Direction: Check each line of the material below for "zapewnienie", then copy the ones that contain it.
## start Records supplied
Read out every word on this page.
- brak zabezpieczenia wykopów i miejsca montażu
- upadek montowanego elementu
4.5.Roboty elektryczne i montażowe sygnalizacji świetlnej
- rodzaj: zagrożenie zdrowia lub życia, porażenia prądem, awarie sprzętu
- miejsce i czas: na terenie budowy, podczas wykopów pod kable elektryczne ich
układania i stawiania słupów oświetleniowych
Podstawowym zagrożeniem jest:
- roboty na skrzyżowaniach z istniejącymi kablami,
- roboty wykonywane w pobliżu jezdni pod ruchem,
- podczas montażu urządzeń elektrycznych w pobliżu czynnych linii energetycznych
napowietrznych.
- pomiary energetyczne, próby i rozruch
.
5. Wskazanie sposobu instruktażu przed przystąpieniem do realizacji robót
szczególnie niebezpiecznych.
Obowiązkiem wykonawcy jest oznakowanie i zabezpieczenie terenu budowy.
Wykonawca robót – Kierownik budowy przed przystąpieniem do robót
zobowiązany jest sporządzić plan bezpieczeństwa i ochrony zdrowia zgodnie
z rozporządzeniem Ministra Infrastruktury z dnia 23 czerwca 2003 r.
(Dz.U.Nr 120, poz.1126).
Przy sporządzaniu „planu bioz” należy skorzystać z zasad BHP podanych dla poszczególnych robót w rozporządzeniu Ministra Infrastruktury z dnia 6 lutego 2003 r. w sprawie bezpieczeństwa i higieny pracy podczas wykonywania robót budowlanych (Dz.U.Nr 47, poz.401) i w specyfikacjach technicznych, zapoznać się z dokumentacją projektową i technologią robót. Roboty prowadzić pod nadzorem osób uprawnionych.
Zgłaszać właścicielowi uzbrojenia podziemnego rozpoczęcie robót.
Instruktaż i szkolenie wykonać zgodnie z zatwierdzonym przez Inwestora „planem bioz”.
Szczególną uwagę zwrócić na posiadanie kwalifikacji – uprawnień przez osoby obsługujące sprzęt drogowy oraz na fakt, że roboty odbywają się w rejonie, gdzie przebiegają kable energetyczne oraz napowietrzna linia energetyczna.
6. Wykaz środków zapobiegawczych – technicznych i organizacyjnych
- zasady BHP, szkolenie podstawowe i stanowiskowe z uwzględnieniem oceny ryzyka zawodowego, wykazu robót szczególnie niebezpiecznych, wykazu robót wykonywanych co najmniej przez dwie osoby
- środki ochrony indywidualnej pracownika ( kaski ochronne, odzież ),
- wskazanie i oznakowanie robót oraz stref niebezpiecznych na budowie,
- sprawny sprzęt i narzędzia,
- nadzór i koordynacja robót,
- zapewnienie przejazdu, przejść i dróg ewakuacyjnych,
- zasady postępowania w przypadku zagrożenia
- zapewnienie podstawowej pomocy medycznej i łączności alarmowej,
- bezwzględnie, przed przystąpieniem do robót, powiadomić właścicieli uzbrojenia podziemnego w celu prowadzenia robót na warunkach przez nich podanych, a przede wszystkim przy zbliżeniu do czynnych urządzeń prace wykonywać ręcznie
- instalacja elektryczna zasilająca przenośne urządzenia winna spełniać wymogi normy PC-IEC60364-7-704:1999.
## end Records supplied
Answer to this problem:
- zapewnienie przejazdu, przejść i dróg ewakuacyjnych,
- zapewnienie podstawowej pomocy medycznej i łączności alarmowej,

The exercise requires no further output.